## Request
Find each line with the string "Total" and copy it.

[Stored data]
++++++++++++++++++++

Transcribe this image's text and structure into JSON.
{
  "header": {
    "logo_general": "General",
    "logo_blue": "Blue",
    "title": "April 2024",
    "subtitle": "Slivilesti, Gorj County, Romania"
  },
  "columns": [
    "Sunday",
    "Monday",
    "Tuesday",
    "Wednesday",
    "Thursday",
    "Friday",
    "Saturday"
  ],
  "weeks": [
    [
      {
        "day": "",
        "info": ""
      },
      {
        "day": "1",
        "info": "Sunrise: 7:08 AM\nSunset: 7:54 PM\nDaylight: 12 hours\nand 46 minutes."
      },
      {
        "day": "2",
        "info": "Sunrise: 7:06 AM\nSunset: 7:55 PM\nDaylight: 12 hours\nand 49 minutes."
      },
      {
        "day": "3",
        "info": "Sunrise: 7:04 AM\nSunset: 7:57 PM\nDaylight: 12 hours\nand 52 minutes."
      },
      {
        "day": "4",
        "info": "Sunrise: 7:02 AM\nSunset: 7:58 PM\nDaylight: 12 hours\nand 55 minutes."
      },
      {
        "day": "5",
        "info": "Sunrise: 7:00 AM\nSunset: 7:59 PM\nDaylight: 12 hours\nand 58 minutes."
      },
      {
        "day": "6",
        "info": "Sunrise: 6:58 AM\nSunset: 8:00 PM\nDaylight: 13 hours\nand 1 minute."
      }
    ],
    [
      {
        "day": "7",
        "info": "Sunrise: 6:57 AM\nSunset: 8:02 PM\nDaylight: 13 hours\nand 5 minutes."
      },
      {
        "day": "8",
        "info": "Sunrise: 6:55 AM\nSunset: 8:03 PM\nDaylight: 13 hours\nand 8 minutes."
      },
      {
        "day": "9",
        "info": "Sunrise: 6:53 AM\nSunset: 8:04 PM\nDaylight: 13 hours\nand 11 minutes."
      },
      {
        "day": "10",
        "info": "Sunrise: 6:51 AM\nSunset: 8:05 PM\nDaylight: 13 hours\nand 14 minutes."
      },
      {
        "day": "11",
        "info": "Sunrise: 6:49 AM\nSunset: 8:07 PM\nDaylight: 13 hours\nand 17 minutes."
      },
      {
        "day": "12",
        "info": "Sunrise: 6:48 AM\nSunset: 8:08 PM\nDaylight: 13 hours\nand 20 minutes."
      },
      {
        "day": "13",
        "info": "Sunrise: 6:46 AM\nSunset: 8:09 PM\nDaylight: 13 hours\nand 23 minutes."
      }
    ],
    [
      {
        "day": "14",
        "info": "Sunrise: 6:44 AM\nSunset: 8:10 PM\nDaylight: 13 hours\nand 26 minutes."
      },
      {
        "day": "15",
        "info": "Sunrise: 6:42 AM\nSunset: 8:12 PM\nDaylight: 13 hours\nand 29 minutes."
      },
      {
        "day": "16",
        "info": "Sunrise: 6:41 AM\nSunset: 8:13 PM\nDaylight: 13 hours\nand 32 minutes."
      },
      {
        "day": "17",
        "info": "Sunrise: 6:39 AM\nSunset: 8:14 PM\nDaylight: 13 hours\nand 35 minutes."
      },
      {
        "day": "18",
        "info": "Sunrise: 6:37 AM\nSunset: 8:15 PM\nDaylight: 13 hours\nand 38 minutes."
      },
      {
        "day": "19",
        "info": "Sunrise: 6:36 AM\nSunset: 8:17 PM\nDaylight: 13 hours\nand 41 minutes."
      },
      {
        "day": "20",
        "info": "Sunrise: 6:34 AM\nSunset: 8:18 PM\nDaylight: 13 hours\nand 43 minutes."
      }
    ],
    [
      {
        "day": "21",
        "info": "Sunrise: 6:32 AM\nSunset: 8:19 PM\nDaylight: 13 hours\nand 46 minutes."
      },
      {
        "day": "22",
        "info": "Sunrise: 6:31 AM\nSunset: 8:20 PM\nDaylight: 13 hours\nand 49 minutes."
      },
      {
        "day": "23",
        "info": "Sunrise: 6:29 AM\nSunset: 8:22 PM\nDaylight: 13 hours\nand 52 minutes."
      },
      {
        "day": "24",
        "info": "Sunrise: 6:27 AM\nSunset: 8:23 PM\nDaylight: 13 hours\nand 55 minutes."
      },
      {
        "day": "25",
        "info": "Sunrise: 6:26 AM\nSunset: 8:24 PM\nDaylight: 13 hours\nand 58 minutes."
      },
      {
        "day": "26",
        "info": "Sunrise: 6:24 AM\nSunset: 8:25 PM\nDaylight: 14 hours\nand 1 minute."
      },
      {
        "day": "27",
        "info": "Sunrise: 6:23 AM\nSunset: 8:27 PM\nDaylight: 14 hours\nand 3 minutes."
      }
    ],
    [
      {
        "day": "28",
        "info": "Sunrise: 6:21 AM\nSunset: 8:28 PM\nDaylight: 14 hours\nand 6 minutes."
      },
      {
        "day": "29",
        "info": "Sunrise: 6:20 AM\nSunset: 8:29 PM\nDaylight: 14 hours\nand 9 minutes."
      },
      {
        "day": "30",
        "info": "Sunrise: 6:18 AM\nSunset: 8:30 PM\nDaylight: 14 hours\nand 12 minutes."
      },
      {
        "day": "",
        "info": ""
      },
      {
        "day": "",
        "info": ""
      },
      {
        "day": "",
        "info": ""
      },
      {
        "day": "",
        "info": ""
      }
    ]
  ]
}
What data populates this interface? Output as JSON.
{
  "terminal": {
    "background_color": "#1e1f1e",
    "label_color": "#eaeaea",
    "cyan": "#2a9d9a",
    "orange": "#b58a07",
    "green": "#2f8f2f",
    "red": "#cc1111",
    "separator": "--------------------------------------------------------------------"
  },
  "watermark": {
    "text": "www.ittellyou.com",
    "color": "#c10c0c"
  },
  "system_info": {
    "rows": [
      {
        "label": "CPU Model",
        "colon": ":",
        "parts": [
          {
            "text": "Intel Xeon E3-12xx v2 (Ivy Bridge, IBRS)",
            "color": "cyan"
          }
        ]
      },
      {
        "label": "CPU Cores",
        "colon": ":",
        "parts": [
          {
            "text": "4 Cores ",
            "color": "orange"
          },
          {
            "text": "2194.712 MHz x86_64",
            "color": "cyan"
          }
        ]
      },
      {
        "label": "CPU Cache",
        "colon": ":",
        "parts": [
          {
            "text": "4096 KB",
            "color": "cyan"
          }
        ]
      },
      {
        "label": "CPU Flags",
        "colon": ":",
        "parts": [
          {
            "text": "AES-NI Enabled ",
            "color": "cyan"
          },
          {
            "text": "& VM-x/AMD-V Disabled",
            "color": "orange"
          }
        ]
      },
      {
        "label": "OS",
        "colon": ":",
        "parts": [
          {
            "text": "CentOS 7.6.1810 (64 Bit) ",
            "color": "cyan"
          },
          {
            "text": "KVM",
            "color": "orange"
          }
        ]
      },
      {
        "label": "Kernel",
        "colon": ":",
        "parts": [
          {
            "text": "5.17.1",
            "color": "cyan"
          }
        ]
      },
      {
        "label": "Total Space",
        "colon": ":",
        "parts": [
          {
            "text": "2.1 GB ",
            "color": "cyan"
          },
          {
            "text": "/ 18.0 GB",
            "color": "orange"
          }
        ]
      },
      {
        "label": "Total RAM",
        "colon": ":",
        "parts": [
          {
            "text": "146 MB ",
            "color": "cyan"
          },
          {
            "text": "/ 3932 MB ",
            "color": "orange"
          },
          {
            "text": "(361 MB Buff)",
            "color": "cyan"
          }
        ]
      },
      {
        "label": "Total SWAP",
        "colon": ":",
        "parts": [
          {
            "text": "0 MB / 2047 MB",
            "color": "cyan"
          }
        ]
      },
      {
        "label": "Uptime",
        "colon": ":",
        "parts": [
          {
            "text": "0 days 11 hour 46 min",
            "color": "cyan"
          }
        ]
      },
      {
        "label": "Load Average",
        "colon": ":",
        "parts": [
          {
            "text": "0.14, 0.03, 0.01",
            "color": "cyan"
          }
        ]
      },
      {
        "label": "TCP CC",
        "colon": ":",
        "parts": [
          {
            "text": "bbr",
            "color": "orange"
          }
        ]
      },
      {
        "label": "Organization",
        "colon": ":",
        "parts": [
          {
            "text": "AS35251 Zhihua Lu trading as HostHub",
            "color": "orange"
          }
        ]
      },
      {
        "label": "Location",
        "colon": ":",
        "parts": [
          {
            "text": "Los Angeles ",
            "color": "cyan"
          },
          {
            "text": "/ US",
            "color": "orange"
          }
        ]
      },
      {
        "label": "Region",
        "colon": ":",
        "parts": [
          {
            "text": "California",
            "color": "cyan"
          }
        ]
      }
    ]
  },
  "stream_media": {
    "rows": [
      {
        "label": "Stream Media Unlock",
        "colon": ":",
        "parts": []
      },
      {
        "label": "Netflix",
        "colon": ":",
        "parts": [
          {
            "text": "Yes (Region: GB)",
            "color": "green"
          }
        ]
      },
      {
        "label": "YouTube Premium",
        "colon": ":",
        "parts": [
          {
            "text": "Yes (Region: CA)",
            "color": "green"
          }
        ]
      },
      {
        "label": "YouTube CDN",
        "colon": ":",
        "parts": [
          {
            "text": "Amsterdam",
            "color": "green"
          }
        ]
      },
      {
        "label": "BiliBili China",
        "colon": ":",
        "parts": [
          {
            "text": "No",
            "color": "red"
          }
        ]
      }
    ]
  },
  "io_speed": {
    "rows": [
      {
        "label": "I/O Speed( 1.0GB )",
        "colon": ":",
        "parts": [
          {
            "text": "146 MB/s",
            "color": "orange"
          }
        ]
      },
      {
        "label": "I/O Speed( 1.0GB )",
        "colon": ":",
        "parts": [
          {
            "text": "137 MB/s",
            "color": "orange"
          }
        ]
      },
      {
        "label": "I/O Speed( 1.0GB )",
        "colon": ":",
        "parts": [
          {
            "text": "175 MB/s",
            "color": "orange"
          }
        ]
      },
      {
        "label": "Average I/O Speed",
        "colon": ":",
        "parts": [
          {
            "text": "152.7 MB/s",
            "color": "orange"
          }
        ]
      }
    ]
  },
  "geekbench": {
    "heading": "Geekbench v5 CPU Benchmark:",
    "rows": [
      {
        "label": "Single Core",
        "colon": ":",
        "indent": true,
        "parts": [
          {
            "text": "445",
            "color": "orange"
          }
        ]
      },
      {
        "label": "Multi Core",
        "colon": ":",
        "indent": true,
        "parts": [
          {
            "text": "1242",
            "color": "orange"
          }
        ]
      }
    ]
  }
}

++++++++++++++++++++

## Final result
        "label": "Total Space",
        "label": "Total RAM",
        "label": "Total SWAP",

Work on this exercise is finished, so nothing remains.